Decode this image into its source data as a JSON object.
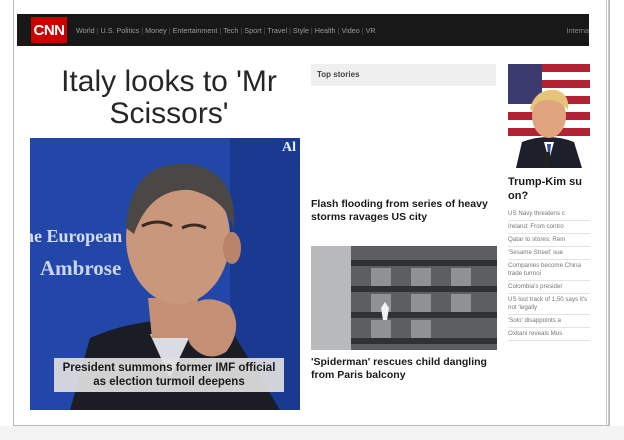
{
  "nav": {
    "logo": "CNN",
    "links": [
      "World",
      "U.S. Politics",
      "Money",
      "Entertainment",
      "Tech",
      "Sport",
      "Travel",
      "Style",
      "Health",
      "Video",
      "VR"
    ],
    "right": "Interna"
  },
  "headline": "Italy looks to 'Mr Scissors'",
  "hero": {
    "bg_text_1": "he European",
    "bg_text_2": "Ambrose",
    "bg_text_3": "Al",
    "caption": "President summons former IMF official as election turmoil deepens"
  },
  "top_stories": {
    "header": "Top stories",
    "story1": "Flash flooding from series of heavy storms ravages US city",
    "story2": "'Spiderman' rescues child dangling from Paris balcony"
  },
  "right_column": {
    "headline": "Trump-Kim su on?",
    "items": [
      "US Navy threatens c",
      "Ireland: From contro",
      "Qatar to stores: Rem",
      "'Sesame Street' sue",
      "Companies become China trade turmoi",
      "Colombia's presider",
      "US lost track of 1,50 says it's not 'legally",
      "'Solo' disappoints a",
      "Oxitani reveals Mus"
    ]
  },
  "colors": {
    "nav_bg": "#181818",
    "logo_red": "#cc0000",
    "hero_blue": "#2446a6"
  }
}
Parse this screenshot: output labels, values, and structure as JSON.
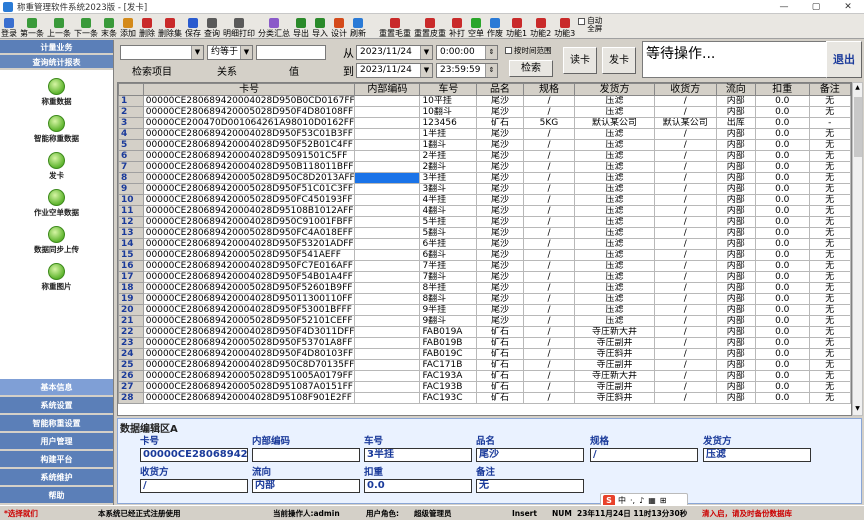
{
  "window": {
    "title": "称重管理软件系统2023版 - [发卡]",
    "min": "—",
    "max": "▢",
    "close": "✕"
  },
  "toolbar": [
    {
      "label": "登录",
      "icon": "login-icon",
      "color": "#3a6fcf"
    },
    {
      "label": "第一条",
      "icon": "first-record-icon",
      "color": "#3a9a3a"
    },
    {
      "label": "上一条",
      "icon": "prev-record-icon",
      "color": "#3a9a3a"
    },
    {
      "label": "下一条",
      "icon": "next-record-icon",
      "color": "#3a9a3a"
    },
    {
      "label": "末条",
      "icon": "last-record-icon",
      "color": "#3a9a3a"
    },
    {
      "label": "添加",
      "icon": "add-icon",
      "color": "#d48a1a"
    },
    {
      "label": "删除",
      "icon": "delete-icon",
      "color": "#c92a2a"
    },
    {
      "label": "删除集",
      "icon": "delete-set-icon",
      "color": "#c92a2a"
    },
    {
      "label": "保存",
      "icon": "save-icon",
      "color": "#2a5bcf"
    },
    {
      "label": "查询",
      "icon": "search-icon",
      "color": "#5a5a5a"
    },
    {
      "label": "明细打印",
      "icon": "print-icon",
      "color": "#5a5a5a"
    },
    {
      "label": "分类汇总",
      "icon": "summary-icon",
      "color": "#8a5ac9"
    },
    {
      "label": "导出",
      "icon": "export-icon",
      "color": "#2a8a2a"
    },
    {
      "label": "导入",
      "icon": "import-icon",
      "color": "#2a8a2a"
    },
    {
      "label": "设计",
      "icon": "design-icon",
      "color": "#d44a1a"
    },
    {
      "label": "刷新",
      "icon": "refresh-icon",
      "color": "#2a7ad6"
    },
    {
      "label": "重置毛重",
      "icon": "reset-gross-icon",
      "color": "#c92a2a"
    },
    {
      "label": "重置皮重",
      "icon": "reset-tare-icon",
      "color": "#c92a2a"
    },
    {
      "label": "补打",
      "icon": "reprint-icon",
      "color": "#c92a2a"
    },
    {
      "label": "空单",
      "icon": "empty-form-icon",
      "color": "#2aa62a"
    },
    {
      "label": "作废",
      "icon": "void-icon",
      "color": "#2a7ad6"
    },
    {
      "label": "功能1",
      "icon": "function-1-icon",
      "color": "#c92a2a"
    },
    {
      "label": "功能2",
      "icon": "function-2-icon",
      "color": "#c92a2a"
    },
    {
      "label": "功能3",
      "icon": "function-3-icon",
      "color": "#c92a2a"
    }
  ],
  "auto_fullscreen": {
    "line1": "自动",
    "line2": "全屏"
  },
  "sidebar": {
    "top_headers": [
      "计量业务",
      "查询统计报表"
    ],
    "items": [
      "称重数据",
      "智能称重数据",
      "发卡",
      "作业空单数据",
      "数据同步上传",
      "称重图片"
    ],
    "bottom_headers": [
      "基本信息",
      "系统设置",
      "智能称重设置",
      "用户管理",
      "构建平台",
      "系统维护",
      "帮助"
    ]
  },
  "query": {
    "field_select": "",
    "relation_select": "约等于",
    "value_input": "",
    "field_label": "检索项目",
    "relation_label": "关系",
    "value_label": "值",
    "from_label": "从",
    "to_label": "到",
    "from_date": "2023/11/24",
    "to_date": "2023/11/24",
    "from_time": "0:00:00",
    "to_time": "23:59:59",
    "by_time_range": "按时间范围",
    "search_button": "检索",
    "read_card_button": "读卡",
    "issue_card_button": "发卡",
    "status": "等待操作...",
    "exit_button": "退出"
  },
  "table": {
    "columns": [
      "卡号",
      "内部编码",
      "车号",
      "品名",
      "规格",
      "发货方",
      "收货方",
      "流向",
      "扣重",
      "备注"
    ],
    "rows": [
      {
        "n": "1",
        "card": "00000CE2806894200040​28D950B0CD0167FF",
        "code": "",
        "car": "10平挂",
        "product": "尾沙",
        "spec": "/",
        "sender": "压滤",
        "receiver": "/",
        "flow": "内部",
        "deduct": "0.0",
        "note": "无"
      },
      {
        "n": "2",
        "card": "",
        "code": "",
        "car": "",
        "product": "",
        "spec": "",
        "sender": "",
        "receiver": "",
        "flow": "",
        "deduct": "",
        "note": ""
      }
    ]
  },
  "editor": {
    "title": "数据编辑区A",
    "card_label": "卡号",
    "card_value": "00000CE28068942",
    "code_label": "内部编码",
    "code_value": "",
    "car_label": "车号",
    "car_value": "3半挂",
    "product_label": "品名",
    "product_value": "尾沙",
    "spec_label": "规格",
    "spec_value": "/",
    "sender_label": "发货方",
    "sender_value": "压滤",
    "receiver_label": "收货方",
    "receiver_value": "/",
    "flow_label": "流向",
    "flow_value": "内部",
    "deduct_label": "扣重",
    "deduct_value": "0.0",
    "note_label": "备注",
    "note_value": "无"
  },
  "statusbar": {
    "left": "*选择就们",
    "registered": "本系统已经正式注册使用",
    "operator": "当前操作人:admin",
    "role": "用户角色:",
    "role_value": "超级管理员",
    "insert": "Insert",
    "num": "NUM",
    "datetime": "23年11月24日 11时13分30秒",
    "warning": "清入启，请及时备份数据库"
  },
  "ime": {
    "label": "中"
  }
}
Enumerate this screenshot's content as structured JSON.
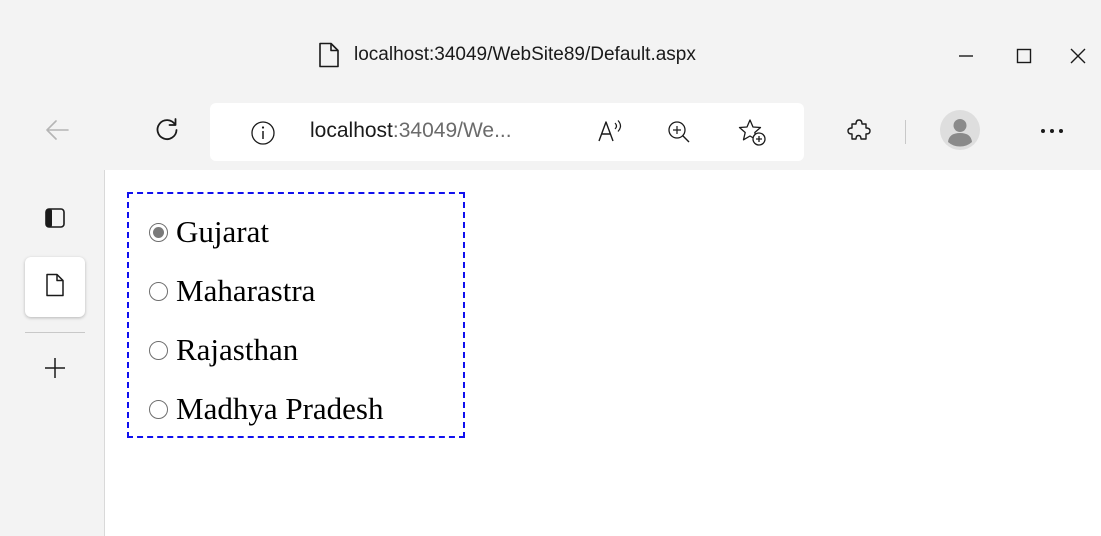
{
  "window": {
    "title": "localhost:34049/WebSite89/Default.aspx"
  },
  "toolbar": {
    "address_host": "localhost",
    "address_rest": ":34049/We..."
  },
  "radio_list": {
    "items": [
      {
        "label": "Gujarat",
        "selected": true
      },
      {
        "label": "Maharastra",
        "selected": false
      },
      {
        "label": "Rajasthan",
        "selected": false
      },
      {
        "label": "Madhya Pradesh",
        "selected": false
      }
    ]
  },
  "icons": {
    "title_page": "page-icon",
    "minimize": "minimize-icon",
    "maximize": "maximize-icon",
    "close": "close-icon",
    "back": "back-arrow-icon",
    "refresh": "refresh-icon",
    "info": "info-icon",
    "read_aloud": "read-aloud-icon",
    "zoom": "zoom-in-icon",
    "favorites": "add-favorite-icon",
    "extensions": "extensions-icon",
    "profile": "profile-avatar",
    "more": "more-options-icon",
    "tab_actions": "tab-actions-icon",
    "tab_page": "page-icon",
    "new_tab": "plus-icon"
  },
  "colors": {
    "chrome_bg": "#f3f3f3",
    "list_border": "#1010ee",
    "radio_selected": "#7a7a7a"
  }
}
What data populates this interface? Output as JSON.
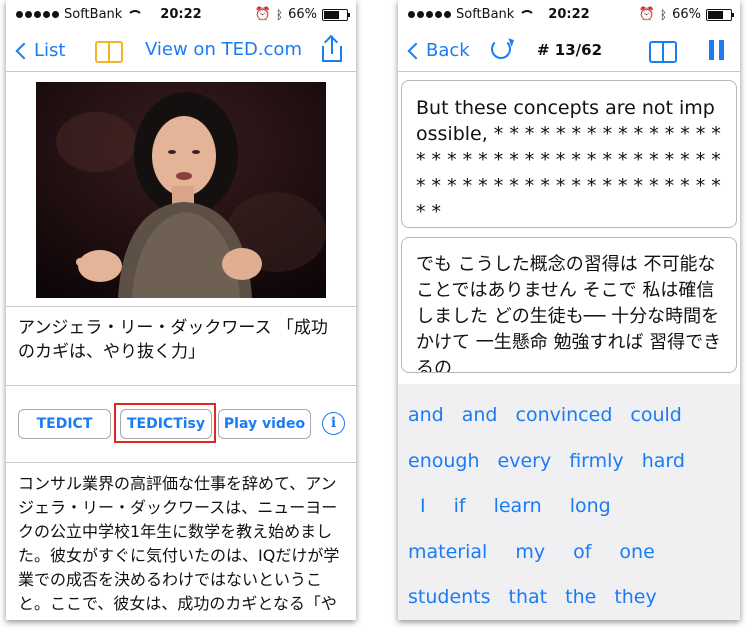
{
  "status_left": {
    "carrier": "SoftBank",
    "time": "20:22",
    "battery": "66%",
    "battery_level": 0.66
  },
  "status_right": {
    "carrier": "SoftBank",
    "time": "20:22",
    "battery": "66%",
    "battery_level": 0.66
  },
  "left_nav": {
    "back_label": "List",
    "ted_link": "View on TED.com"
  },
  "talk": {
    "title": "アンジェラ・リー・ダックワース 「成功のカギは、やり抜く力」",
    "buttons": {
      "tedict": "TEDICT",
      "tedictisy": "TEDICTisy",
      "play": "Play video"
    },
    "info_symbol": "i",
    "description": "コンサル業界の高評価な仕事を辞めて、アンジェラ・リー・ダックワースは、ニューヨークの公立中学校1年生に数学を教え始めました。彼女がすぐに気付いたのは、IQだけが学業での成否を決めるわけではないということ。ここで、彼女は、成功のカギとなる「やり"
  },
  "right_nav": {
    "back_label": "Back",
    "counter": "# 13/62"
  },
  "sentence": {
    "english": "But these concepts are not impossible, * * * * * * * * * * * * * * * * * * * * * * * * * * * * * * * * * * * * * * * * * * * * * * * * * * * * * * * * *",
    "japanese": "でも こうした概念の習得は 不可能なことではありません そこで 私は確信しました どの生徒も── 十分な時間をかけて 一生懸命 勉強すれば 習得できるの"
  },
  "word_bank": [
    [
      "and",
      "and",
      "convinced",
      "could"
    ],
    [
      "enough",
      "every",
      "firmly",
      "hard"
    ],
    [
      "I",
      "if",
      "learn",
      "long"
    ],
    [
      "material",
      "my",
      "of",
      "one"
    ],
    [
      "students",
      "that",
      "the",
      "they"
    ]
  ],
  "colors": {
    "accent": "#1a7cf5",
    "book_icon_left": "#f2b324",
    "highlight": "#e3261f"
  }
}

━━━━━━

## Goal:
In the entries above, identify every line with the word "this". Copy those lines.

## Completed exercise:
Decode this image into its source data as a JSON object.
Parse this screenshot: output labels, values, and structure as JSON.
Enumerate this screenshot's content as structured JSON.
What data populates this interface? Output as JSON.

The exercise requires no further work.